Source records
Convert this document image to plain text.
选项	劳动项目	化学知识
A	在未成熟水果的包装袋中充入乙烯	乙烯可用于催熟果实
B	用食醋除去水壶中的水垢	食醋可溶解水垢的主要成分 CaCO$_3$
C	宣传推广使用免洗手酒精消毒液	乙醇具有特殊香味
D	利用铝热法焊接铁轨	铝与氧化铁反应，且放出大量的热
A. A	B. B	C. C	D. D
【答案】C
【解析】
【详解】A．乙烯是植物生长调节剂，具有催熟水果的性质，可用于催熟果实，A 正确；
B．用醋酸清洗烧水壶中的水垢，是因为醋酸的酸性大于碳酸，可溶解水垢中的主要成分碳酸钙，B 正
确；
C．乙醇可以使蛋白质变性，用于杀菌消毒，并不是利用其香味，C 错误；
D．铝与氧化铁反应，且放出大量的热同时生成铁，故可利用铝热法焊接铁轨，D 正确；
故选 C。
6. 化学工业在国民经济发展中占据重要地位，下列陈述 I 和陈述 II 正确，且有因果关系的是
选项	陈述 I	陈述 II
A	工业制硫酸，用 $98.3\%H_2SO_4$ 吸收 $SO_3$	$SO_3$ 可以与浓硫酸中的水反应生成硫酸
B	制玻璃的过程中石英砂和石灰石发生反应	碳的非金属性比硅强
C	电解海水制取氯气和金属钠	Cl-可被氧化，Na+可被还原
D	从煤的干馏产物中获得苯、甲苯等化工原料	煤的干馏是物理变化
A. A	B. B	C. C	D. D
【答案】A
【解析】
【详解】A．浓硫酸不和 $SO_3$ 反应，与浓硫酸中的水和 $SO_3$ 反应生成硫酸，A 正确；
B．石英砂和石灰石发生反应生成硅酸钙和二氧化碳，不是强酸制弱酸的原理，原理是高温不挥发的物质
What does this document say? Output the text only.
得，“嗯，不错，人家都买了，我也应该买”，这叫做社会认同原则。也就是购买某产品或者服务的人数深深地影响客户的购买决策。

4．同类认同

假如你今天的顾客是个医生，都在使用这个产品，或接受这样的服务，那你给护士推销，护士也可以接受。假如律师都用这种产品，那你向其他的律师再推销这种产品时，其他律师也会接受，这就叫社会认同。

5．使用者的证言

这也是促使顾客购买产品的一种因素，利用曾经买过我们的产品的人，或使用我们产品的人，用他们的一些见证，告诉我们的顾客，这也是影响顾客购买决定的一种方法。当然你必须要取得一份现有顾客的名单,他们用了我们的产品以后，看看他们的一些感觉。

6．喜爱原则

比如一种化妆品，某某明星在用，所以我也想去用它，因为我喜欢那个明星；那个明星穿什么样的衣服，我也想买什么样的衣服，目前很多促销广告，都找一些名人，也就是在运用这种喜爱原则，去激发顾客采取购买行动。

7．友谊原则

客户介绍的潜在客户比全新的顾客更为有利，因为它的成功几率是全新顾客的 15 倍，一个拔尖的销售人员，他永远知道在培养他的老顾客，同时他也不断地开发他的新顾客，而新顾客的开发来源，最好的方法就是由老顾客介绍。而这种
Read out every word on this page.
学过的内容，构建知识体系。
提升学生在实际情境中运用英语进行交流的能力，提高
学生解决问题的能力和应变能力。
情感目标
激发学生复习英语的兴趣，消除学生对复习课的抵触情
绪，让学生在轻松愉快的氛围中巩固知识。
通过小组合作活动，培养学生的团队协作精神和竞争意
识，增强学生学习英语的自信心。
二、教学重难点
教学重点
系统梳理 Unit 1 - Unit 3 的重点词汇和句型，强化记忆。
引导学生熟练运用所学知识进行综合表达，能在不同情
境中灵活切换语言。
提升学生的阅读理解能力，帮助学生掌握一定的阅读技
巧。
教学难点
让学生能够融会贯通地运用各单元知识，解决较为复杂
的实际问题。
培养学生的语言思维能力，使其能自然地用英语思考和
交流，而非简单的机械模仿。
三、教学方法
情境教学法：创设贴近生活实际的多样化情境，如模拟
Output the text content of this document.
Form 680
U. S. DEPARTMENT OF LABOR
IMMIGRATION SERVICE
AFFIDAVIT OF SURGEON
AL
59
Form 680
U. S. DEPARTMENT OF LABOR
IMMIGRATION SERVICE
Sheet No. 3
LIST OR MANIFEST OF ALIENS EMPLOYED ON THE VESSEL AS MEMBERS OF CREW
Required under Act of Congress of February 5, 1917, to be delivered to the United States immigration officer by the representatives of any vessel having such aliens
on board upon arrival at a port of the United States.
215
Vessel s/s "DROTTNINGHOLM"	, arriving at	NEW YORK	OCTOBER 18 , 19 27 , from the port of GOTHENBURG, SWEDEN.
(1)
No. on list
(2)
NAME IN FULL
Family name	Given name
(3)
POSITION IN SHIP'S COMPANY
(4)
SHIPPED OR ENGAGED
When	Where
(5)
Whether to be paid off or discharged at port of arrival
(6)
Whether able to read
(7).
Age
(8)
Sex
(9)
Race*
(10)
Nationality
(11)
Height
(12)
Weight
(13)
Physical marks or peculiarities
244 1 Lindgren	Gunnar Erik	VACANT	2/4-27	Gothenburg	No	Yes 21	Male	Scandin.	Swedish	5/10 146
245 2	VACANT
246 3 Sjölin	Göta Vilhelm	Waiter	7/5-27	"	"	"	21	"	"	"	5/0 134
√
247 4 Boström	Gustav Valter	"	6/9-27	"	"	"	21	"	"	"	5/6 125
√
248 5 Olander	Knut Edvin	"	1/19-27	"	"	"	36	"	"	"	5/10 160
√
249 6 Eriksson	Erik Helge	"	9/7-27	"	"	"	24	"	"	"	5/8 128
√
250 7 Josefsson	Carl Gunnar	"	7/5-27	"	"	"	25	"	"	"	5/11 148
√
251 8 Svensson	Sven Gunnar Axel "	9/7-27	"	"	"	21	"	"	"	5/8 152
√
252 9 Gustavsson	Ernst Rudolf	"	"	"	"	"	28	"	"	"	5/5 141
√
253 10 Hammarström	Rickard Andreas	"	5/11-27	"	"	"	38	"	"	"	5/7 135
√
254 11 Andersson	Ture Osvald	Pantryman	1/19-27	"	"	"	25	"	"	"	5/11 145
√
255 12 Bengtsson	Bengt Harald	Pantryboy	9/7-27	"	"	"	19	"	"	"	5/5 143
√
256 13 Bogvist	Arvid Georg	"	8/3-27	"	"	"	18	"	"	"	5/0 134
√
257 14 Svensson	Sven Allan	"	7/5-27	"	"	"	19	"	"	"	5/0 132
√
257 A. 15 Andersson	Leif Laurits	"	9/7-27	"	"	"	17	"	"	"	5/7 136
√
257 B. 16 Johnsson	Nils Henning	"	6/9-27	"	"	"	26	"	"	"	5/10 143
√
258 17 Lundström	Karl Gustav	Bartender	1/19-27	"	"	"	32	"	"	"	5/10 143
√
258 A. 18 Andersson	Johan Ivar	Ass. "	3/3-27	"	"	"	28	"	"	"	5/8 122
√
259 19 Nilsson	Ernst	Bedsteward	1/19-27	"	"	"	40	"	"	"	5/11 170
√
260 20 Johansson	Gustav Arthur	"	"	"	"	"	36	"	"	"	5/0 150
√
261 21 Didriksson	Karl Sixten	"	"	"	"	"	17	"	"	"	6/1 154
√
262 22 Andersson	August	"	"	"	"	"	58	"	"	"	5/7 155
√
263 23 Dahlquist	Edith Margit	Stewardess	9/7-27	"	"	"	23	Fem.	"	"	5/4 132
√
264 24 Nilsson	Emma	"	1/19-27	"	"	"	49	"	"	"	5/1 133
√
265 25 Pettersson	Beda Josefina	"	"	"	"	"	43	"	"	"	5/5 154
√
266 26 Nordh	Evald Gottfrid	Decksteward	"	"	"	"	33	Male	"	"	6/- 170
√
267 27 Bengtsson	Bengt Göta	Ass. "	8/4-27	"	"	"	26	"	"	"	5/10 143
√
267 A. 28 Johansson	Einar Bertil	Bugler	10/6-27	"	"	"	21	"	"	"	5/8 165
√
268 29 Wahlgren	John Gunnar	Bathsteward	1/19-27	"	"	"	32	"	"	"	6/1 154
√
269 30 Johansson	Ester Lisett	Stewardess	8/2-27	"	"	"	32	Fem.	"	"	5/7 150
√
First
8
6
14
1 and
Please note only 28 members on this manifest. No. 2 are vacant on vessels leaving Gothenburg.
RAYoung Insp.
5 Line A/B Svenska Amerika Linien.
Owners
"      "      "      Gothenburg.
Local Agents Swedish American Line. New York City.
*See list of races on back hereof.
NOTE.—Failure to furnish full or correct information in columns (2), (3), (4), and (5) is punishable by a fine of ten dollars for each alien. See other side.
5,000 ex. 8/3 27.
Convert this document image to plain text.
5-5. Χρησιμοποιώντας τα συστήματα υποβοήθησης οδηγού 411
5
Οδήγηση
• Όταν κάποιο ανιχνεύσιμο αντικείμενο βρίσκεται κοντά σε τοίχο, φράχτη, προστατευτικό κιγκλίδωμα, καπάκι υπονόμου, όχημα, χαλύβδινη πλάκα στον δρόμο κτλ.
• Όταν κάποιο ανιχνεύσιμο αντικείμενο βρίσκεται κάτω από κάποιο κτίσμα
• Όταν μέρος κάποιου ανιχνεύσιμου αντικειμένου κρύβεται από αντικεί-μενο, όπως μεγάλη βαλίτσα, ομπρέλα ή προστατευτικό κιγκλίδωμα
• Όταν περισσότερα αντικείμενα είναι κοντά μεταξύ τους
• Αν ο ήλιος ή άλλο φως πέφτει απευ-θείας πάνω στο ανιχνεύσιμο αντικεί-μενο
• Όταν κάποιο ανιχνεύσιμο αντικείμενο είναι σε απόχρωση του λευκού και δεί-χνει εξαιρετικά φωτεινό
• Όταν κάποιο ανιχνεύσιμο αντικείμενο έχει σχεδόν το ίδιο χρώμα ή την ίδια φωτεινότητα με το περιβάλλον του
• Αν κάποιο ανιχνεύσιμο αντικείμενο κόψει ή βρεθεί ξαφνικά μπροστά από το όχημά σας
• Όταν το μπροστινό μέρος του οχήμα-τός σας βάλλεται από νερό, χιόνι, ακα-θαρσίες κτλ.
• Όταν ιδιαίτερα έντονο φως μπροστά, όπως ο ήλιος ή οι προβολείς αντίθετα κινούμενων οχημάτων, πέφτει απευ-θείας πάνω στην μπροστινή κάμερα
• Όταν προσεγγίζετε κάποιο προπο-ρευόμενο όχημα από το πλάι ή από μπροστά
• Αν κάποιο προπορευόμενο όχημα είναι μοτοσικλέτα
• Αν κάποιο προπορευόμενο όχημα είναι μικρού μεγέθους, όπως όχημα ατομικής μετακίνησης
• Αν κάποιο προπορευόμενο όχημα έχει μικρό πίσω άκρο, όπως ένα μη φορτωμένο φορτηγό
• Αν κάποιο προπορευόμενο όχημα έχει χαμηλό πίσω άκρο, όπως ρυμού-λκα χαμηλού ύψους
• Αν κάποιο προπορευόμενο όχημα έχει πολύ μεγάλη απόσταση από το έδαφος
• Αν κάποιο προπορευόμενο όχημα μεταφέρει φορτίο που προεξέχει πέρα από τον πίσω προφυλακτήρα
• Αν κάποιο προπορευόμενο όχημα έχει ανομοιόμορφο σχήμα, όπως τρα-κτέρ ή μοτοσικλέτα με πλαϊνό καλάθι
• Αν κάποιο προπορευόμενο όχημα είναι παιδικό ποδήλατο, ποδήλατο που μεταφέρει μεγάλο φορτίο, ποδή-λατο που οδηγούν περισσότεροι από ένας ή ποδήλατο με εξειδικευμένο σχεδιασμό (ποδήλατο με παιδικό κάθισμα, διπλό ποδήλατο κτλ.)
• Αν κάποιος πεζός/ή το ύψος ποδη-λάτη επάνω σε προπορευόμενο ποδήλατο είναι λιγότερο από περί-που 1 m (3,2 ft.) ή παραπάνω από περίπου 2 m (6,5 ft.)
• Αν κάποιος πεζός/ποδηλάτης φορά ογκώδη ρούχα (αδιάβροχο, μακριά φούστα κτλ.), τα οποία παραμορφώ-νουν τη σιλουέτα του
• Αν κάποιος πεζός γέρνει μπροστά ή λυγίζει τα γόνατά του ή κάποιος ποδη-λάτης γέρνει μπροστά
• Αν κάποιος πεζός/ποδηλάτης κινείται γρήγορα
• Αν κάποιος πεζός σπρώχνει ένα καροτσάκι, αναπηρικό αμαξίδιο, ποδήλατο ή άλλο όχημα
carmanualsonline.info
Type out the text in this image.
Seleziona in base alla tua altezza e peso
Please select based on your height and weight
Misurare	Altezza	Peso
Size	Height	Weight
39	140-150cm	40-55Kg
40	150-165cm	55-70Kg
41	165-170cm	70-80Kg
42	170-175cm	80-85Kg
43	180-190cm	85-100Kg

**Exercise task**
Which lines hold the word "απευ"? Show each one.

**Exercise output**
• Αν ο ήλιος ή άλλο φως πέφτει απευ-θείας πάνω στο ανιχνεύσιμο αντικεί-μενο
• Όταν ιδιαίτερα έντονο φως μπροστά, όπως ο ήλιος ή οι προβολείς αντίθετα κινούμενων οχημάτων, πέφτει απευ-θείας πάνω στην μπροστινή κάμερα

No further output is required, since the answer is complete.